• Work to complete: Copy out all the records exactly.
++++
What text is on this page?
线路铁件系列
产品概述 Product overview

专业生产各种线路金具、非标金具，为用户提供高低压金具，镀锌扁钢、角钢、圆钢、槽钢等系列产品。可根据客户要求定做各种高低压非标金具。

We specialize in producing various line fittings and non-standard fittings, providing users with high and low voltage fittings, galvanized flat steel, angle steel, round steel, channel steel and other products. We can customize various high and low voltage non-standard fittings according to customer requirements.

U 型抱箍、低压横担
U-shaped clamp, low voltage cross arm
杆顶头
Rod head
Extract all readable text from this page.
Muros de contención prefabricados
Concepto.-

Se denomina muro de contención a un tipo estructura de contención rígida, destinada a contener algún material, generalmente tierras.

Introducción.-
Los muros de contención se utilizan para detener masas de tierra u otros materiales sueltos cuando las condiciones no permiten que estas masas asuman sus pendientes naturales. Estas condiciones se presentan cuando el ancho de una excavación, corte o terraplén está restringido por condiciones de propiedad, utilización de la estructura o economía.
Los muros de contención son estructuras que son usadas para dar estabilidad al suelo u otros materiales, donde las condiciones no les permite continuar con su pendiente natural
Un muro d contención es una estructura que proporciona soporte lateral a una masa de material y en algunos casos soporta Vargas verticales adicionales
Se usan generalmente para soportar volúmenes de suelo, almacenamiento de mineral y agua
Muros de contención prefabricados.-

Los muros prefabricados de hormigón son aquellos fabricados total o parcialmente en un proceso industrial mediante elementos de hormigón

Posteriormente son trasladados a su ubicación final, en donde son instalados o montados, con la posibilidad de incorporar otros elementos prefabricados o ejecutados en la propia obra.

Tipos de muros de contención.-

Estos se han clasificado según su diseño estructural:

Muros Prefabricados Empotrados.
++++
• Reply:
What text is on this page?
线路铁件系列
产品概述 Product overview

专业生产各种线路金具、非标金具，为用户提供高低压金具，镀锌扁钢、角钢、圆钢、槽钢等系列产品。可根据客户要求定做各种高低压非标金具。

We specialize in producing various line fittings and non-standard fittings, providing users with high and low voltage fittings, galvanized flat steel, angle steel, round steel, channel steel and other products. We can customize various high and low voltage non-standard fittings according to customer requirements.

U 型抱箍、低压横担
U-shaped clamp, low voltage cross arm
杆顶头
Rod head
Extract all readable text from this page.
Muros de contención prefabricados
Concepto.-

Se denomina muro de contención a un tipo estructura de contención rígida, destinada a contener algún material, generalmente tierras.

Introducción.-
Los muros de contención se utilizan para detener masas de tierra u otros materiales sueltos cuando las condiciones no permiten que estas masas asuman sus pendientes naturales. Estas condiciones se presentan cuando el ancho de una excavación, corte o terraplén está restringido por condiciones de propiedad, utilización de la estructura o economía.
Los muros de contención son estructuras que son usadas para dar estabilidad al suelo u otros materiales, donde las condiciones no les permite continuar con su pendiente natural
Un muro d contención es una estructura que proporciona soporte lateral a una masa de material y en algunos casos soporta Vargas verticales adicionales
Se usan generalmente para soportar volúmenes de suelo, almacenamiento de mineral y agua
Muros de contención prefabricados.-

Los muros prefabricados de hormigón son aquellos fabricados total o parcialmente en un proceso industrial mediante elementos de hormigón

Posteriormente son trasladados a su ubicación final, en donde son instalados o montados, con la posibilidad de incorporar otros elementos prefabricados o ejecutados en la propia obra.

Tipos de muros de contención.-

Estos se han clasificado según su diseño estructural:

Muros Prefabricados Empotrados.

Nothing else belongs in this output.